One day it's hot; the next it's not. That's the story for ocean salmon fishing in Crescent City, but thankfully for fishermen, there are always plenty of options on the North Coast, like monster-sized lingcod.
The largest lingcod so far this year for the contest at Englund Marine Supply in Crescent City Harbor was weighed in Tuesday: 42 pounds, gilled and gutted. The largest salmon so far was also weighed in Tuesday at Englund Marine (33 pounds, gilled and gutted), but the salmon bite was slow for most anglers.
When the salmon bite cools down, North Coast anglers often turn to their bread-and-butter: bottom fishing. But there's been a lot of confusion about what's legal when you're doing combination trips.
If you get salmon on board first, then you must use barbless hooks when going for bottom fish (rockfish, cabezon, greenling and lingcod). You can still have barbed hooks on board, but it's best to not have them tied up to a rod. Like always, anglers can only shoot for bottom fish in waters less than 120 feet deep.
If you have rockfish, cabezon, greenling or lingcod on board first, then you must fish for salmon in waters less than 120 feet deep. As always, you can only fish for salmon with barbless hooks. Again, it's best to take all barbed hooks off your rods before going salmon fishing.
Crescent City ocean
The red-hot salmon bite diminished noticeably at the beginning of this week, but that didn't stop dozens of sport anglers from trolling for salmon. Limits of chinook salmon were achieved by some anglers, but not many, according to Englund Marine.

++++++++++

Tasks:
a – In the Crescent City fishing report, how much did the largest lingcod weighed in so far this year weigh?
b – Write the next part of the Crescent City fishing report, picking up after its last sentence.

Data lines:

++++++++++

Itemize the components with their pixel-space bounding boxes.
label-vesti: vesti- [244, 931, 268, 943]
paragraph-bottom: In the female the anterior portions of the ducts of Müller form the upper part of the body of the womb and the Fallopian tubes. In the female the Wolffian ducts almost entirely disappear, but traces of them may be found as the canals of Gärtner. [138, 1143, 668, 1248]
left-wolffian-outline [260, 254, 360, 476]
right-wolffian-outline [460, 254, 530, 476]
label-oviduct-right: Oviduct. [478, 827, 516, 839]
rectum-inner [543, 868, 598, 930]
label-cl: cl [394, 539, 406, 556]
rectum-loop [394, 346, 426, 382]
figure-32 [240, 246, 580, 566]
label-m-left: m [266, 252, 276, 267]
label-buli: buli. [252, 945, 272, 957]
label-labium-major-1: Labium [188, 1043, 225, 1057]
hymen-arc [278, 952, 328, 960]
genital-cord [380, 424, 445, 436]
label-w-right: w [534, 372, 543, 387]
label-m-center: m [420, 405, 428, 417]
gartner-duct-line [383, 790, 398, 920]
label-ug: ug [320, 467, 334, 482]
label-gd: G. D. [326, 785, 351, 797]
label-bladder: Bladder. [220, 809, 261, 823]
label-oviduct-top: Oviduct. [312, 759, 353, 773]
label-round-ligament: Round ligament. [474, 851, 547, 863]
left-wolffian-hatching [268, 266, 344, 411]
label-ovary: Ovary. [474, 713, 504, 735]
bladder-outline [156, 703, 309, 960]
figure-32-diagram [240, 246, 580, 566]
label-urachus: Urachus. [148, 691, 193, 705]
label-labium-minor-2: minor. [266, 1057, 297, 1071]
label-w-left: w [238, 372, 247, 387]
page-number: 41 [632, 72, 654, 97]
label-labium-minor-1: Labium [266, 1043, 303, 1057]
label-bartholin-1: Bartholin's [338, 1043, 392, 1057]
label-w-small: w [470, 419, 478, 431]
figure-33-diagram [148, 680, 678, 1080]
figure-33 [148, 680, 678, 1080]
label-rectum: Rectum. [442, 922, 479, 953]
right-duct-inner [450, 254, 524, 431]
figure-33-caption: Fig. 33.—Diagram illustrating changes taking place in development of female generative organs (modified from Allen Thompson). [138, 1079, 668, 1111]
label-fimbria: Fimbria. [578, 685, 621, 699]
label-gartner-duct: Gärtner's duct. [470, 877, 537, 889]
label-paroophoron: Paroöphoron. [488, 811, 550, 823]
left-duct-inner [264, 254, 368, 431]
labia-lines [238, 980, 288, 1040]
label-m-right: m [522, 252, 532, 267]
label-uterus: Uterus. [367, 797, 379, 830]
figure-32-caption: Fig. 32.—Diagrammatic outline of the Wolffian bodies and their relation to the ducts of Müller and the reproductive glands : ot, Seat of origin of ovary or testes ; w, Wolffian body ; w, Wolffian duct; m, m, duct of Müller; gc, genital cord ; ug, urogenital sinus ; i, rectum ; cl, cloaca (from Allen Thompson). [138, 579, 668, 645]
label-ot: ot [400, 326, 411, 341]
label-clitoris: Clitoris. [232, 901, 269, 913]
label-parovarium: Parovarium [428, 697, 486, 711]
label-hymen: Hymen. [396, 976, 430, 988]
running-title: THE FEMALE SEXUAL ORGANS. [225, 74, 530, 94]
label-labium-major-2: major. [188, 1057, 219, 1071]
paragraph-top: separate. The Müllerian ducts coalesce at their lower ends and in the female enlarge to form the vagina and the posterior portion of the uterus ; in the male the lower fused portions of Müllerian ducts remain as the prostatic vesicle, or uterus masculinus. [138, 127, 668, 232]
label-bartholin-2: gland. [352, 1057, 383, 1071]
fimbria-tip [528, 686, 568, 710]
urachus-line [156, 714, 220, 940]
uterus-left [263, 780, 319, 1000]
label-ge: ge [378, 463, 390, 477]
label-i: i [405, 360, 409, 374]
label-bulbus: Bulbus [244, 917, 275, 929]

++++++++++

Set of answers:
a – 42 pounds, gilled and gutted.

b –
The bulk of salmon seems to have moved away from Crescent City, and any salmon that are caught are pretty spread out, according to anglers.
Lingcods are thick in Crescent City waters, including large females. Lingcods weighing 42 and 38 pounds (gilled and gutted) were weighed in at Englund Marine.
"The lings seem to be moving in," said Capt. Craig Strickhouser of Tally Ho II, who was enjoying the recent flat-ocean conditions.
South of the Sisters was a hot spot for lingcods and black rockfish on Tuesday, with white being the fish-favored rubber jig color.
Just over the border, a "wide-open" salmon bite is still around, according to Scott Stewart of Ultimate Catch Charter and the Chetco Outdoor Store, with many anglers getting limits by 8 a.m.
"It doesn't get much better than this," Stewart said. "This is definitely the port to be fishing out of right now."
The salmon are still hanging out in bulk near Trinidad, mostly found in 120andndash;130 feet of water, delivering early limits to anglers, according to Wind Rose Charters.
The salmon bite continues to be excellent out of Eureka with limits of 18- to 20-pound salmon common, according to Reel Steel Sportfishing. The fish were found farther south than they have been recently.
Lower Klamath River
Salmon continue to trickle into the Klamath River, and anglers are catching some chinook from the mouth.Redtail surfperch fishing is reportedly good from the ocean side of the spit.
Rogue River estuary
Trolling the Rogue River estuary for salmon is not producing, Stewart said.
Fishing contacts: Tally Ho Sportfishing at 707-464-1236; Englund Marine Supply at 707- 464-3230; Chetco Outdoor Store at 541- 469-9151; Ultimate Catch Charter at 541-813-0330; Wind Rose Charters at (707) 677-3316. Reel Steel Sportfishing at 707-499-4925.
Reach Adam Spencer at email@example.com.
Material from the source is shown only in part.